>> begin AVAILABLE RECORDS
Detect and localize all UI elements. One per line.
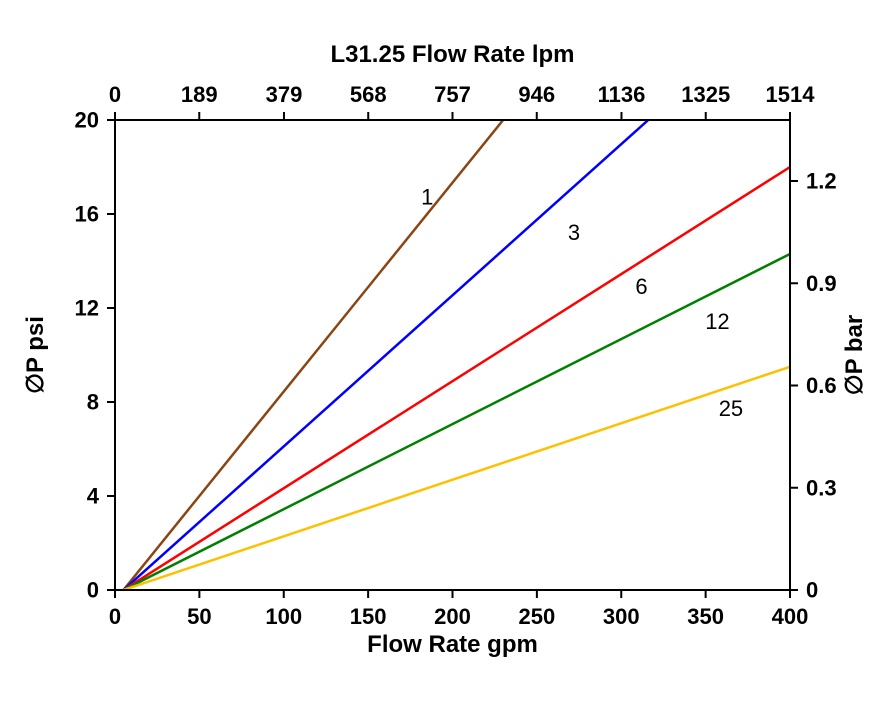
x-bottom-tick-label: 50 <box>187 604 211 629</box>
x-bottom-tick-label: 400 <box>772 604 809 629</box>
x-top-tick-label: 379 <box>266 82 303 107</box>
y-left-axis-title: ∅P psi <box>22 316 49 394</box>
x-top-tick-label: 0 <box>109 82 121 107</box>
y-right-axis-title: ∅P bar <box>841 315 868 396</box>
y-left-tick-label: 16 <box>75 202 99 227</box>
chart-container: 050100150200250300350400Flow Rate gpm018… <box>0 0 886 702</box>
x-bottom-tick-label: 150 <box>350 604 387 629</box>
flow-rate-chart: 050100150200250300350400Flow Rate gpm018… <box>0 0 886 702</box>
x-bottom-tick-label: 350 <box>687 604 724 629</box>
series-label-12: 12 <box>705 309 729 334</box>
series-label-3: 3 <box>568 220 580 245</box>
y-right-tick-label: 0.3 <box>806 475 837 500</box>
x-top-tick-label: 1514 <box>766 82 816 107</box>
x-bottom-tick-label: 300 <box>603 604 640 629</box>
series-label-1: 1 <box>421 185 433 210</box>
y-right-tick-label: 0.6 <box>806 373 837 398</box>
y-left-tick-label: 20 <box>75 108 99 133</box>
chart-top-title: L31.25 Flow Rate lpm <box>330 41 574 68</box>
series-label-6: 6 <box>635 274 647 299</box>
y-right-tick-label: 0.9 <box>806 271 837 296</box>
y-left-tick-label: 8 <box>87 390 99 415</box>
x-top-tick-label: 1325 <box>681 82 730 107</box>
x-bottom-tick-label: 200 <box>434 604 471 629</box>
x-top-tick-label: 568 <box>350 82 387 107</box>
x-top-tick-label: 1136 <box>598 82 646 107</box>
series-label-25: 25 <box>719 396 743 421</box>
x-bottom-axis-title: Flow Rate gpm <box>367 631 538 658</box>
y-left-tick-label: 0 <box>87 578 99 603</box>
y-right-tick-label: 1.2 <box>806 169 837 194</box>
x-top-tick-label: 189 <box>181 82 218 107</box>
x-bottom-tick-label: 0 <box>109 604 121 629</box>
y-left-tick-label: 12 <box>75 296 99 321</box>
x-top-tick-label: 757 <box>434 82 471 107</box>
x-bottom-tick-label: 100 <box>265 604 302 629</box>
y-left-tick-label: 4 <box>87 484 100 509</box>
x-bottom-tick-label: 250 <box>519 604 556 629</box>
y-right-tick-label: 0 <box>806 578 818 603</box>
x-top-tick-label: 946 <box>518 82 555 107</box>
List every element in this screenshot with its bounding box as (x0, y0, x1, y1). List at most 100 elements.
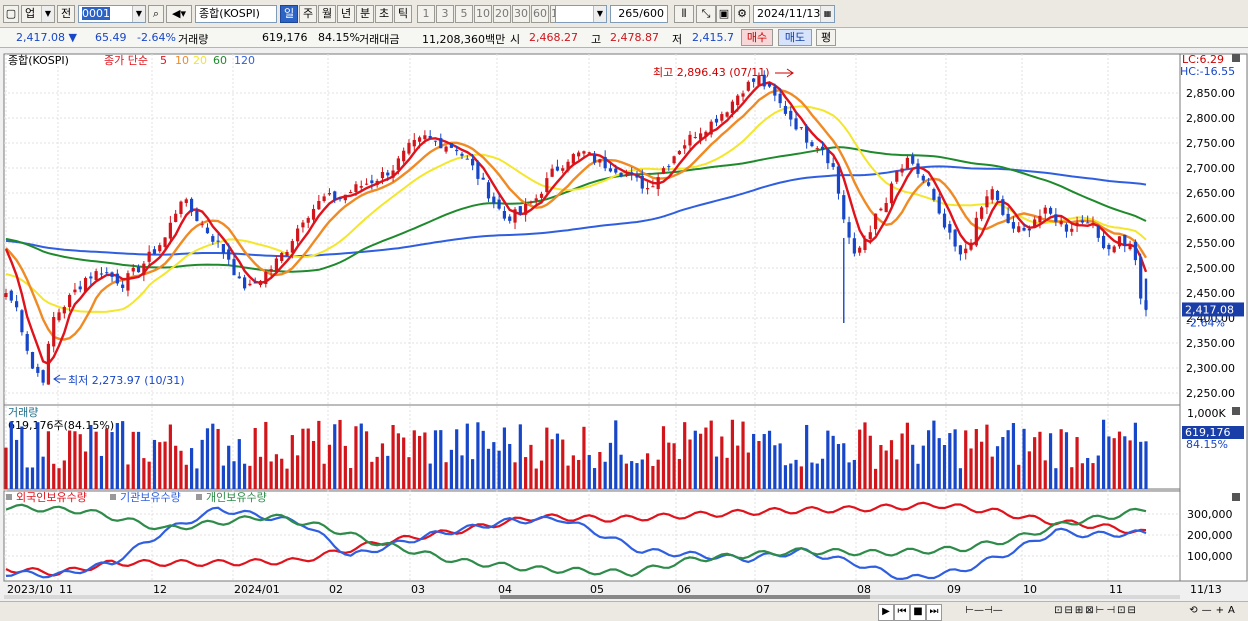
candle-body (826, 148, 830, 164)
>> end AVAILABLE RECORDS
-- REQUIREMENTS --
Format all the data above as a JSON list of strings, one string per line, with blank lines skipped and the pictures left out.

-- WORKED SOLUTION --
[
  "Detect and localize all UI elements. One per line.",
  "x-bottom-tick-label: 50 <box>187 604 211 629</box>",
  "x-bottom-tick-label: 400 <box>772 604 809 629</box>",
  "x-top-tick-label: 379 <box>266 82 303 107</box>",
  "y-left-axis-title: ∅P psi <box>22 316 49 394</box>",
  "x-top-tick-label: 0 <box>109 82 121 107</box>",
  "y-right-axis-title: ∅P bar <box>841 315 868 396</box>",
  "y-left-tick-label: 16 <box>75 202 99 227</box>",
  "chart-container: 050100150200250300350400Flow Rate gpm018… <box>0 0 886 702</box>",
  "x-bottom-tick-label: 150 <box>350 604 387 629</box>",
  "flow-rate-chart: 050100150200250300350400Flow Rate gpm018… <box>0 0 886 702</box>",
  "x-bottom-tick-label: 350 <box>687 604 724 629</box>",
  "series-label-12: 12 <box>705 309 729 334</box>",
  "series-label-3: 3 <box>568 220 580 245</box>",
  "y-right-tick-label: 0.3 <box>806 475 837 500</box>",
  "x-top-tick-label: 1514 <box>766 82 816 107</box>",
  "x-bottom-tick-label: 300 <box>603 604 640 629</box>",
  "series-label-1: 1 <box>421 185 433 210</box>",
  "y-right-tick-label: 0.6 <box>806 373 837 398</box>",
  "y-left-tick-label: 20 <box>75 108 99 133</box>",
  "chart-top-title: L31.25 Flow Rate lpm <box>330 41 574 68</box>",
  "series-label-6: 6 <box>635 274 647 299</box>",
  "y-right-tick-label: 0.9 <box>806 271 837 296</box>",
  "y-left-tick-label: 8 <box>87 390 99 415</box>",
  "x-top-tick-label: 1325 <box>681 82 730 107</box>",
  "x-bottom-tick-label: 200 <box>434 604 471 629</box>",
  "x-top-tick-label: 568 <box>350 82 387 107</box>",
  "x-top-tick-label: 1136 <box>598 82 646 107</box>",
  "series-label-25: 25 <box>719 396 743 421</box>",
  "x-bottom-axis-title: Flow Rate gpm <box>367 631 538 658</box>",
  "y-left-tick-label: 0 <box>87 578 99 603</box>",
  "y-right-tick-label: 1.2 <box>806 169 837 194</box>",
  "x-top-tick-label: 189 <box>181 82 218 107</box>",
  "x-bottom-tick-label: 0 <box>109 604 121 629</box>",
  "y-left-tick-label: 12 <box>75 296 99 321</box>",
  "x-top-tick-label: 757 <box>434 82 471 107</box>",
  "x-bottom-tick-label: 100 <box>265 604 302 629</box>",
  "y-left-tick-label: 4 <box>87 484 100 509</box>",
  "x-bottom-tick-label: 250 <box>519 604 556 629</box>",
  "y-right-tick-label: 0 <box>806 578 818 603</box>",
  "x-top-tick-label: 946 <box>518 82 555 107</box>",
  "List every element in this screenshot with its bounding box as (x0, y0, x1, y1). List at most 100 elements.",
  "candle-body (826, 148, 830, 164)"
]